GIVEN INSTRUCTION
Take each line containing the word "text" and copy it.

ROWS
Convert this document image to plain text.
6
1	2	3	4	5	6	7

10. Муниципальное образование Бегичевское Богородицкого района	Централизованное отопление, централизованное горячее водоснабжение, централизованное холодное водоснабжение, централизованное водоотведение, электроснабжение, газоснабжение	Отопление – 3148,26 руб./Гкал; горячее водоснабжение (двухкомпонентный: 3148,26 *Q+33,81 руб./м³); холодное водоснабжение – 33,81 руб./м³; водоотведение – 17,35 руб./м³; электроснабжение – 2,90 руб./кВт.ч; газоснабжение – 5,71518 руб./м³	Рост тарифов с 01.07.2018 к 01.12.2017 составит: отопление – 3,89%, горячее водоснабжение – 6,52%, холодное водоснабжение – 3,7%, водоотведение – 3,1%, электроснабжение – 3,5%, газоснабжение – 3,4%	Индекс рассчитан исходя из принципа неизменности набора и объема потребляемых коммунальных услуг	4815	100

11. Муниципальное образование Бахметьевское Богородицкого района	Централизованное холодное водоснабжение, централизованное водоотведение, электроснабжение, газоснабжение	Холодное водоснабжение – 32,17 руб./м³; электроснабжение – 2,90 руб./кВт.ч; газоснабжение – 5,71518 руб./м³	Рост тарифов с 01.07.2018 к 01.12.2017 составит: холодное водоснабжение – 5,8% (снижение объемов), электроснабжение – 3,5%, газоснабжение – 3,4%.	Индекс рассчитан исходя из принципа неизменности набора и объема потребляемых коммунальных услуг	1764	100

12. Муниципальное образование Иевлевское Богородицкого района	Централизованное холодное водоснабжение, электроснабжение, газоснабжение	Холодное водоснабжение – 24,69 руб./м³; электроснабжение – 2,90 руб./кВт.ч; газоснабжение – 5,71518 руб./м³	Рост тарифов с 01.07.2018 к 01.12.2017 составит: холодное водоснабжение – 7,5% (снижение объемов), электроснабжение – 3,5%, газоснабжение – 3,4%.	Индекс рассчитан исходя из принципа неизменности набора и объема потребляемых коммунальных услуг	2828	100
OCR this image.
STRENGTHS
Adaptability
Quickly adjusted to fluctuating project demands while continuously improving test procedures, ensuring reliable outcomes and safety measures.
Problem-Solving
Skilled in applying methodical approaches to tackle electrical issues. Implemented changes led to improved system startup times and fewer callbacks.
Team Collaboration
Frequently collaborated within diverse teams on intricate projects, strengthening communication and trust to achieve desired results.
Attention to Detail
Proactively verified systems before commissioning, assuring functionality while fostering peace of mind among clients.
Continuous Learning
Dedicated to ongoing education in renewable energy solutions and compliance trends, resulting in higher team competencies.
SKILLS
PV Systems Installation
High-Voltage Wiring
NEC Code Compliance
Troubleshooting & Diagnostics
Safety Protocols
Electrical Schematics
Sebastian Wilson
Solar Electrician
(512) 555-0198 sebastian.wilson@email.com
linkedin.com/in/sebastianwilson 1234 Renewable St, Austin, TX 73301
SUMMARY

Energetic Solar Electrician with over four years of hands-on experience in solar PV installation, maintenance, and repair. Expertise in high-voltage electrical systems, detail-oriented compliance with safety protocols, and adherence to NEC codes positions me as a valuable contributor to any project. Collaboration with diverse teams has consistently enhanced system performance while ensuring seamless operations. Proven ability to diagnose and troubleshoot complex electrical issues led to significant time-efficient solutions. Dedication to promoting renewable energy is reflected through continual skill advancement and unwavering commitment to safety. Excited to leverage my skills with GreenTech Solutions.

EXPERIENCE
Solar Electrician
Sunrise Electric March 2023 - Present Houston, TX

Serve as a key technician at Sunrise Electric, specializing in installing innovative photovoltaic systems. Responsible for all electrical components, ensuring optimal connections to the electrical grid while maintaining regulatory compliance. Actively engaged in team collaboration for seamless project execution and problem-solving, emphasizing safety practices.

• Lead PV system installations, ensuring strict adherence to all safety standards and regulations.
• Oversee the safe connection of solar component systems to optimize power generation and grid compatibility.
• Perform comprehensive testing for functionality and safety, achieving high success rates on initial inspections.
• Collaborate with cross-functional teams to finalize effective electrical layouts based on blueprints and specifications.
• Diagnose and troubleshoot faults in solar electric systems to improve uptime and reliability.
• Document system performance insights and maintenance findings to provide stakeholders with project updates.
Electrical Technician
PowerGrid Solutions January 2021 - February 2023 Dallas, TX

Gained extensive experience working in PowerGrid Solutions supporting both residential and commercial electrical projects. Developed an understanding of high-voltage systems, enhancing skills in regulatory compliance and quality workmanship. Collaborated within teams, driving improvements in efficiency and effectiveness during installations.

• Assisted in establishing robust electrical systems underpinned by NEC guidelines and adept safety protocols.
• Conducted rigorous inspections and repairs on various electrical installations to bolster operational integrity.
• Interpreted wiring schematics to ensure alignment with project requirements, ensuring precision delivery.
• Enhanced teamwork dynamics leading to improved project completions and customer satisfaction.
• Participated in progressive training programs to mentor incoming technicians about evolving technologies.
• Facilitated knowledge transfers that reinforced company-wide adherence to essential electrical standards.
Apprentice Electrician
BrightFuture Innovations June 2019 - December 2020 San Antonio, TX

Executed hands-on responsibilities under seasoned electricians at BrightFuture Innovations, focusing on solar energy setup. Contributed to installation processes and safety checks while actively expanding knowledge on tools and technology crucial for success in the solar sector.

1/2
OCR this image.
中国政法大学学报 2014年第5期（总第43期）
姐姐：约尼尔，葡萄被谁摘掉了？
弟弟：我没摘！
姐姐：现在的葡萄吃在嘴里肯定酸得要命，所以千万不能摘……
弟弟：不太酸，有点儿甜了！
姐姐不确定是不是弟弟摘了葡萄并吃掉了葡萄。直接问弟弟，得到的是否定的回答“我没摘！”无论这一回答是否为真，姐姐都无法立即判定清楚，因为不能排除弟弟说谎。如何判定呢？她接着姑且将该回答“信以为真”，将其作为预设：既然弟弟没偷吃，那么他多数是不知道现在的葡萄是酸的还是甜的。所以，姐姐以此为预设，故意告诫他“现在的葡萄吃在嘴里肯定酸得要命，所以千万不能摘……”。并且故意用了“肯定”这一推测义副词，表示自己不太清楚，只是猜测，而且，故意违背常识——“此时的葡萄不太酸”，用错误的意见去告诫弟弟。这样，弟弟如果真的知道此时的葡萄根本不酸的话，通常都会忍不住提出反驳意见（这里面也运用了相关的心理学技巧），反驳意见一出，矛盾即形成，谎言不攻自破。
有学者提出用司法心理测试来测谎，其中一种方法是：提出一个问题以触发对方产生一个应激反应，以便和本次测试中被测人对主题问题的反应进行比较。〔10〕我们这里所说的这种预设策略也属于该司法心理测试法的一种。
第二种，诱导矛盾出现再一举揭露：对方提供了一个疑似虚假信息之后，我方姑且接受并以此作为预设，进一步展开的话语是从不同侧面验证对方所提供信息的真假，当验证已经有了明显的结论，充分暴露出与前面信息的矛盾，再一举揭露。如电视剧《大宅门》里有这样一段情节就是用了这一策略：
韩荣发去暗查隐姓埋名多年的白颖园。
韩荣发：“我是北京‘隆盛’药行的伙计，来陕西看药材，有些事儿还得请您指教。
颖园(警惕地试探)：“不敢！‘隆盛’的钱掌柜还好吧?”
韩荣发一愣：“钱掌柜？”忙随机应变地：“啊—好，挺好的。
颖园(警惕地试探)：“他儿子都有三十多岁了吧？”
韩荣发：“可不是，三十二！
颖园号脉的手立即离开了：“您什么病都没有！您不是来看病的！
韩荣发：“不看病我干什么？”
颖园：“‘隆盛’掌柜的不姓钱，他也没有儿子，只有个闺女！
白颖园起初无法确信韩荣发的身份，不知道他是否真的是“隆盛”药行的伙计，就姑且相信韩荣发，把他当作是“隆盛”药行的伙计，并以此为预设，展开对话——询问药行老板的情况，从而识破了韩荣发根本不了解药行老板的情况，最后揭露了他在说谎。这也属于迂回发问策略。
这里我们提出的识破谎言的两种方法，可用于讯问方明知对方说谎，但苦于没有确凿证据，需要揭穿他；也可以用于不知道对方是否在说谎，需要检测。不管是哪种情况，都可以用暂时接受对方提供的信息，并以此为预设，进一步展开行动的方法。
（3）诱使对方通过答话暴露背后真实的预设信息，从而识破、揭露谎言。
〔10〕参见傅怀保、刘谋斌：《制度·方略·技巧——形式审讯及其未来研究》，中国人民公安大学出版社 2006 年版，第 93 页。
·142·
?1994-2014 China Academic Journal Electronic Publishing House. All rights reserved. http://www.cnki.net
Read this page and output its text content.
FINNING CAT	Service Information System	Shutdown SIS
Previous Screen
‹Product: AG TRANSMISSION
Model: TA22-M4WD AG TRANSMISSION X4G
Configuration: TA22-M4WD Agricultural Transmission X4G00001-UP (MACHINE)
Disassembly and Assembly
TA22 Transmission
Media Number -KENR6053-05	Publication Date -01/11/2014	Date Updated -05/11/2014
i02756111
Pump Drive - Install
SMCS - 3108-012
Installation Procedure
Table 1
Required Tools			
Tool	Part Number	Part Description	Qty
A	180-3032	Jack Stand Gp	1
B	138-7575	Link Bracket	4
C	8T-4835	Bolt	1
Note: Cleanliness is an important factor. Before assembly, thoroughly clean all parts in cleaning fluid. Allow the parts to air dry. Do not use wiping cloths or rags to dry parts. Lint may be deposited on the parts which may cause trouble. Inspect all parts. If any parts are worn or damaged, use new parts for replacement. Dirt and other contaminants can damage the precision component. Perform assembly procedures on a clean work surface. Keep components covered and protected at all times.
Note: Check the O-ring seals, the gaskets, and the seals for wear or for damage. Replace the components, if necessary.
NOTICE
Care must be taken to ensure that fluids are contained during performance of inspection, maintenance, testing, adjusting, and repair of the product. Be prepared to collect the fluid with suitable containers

ANSWER FOR THE TASK
Convert this document image to plain text.
Read this page and output its text content.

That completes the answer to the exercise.